DATA FOR PROCESSING.
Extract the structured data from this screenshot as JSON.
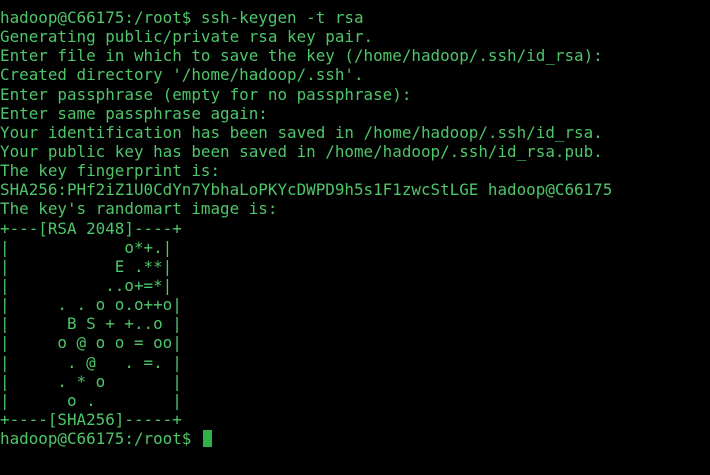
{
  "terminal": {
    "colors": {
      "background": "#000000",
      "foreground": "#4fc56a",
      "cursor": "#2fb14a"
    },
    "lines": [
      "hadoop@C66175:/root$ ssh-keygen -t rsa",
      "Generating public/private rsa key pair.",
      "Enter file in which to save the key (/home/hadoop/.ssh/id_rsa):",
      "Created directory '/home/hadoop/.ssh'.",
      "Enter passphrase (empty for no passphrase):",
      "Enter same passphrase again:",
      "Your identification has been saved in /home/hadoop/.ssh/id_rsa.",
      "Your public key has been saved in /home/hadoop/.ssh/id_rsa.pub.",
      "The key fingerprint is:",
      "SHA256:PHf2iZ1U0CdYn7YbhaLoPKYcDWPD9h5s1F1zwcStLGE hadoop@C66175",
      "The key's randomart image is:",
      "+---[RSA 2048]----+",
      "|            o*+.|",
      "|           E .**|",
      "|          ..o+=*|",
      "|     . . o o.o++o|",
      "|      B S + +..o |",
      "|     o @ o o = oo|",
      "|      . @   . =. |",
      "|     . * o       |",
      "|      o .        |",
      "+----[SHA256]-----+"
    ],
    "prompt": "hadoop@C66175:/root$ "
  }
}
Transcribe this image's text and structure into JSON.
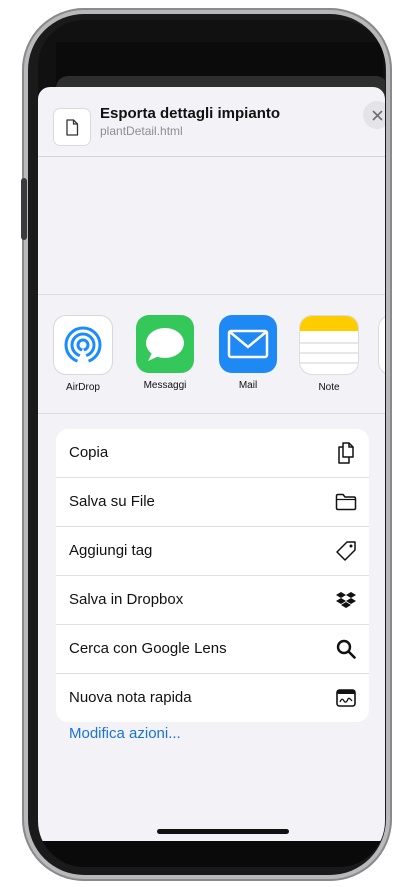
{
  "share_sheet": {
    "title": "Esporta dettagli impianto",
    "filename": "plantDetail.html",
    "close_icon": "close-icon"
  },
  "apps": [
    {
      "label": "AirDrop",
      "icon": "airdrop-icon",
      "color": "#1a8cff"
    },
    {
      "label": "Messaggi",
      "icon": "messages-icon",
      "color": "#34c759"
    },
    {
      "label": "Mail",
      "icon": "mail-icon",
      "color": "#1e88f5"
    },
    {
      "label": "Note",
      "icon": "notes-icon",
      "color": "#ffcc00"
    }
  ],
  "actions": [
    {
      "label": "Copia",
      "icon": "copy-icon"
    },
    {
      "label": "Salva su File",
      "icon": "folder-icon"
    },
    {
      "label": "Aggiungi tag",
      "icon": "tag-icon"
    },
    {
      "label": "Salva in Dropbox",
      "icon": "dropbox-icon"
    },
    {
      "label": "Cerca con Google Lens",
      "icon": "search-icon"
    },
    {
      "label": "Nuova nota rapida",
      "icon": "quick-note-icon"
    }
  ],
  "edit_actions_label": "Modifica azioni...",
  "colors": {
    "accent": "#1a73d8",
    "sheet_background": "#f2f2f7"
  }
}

TASK TO CARRY OUT. Leave out the pictures and copy the rest of the material above exactly.

TASK RESULT.
Extract the structured data from this screenshot as JSON.
{
  "terminal": {
    "colors": {
      "background": "#000000",
      "foreground": "#4fc56a",
      "cursor": "#2fb14a"
    },
    "lines": [
      "hadoop@C66175:/root$ ssh-keygen -t rsa",
      "Generating public/private rsa key pair.",
      "Enter file in which to save the key (/home/hadoop/.ssh/id_rsa):",
      "Created directory '/home/hadoop/.ssh'.",
      "Enter passphrase (empty for no passphrase):",
      "Enter same passphrase again:",
      "Your identification has been saved in /home/hadoop/.ssh/id_rsa.",
      "Your public key has been saved in /home/hadoop/.ssh/id_rsa.pub.",
      "The key fingerprint is:",
      "SHA256:PHf2iZ1U0CdYn7YbhaLoPKYcDWPD9h5s1F1zwcStLGE hadoop@C66175",
      "The key's randomart image is:",
      "+---[RSA 2048]----+",
      "|            o*+.|",
      "|           E .**|",
      "|          ..o+=*|",
      "|     . . o o.o++o|",
      "|      B S + +..o |",
      "|     o @ o o = oo|",
      "|      . @   . =. |",
      "|     . * o       |",
      "|      o .        |",
      "+----[SHA256]-----+"
    ],
    "prompt": "hadoop@C66175:/root$ "
  }
}
Transcribe this image's text and structure into JSON.
{
  "share_sheet": {
    "title": "Esporta dettagli impianto",
    "filename": "plantDetail.html",
    "close_icon": "close-icon"
  },
  "apps": [
    {
      "label": "AirDrop",
      "icon": "airdrop-icon",
      "color": "#1a8cff"
    },
    {
      "label": "Messaggi",
      "icon": "messages-icon",
      "color": "#34c759"
    },
    {
      "label": "Mail",
      "icon": "mail-icon",
      "color": "#1e88f5"
    },
    {
      "label": "Note",
      "icon": "notes-icon",
      "color": "#ffcc00"
    }
  ],
  "actions": [
    {
      "label": "Copia",
      "icon": "copy-icon"
    },
    {
      "label": "Salva su File",
      "icon": "folder-icon"
    },
    {
      "label": "Aggiungi tag",
      "icon": "tag-icon"
    },
    {
      "label": "Salva in Dropbox",
      "icon": "dropbox-icon"
    },
    {
      "label": "Cerca con Google Lens",
      "icon": "search-icon"
    },
    {
      "label": "Nuova nota rapida",
      "icon": "quick-note-icon"
    }
  ],
  "edit_actions_label": "Modifica azioni...",
  "colors": {
    "accent": "#1a73d8",
    "sheet_background": "#f2f2f7"
  }
}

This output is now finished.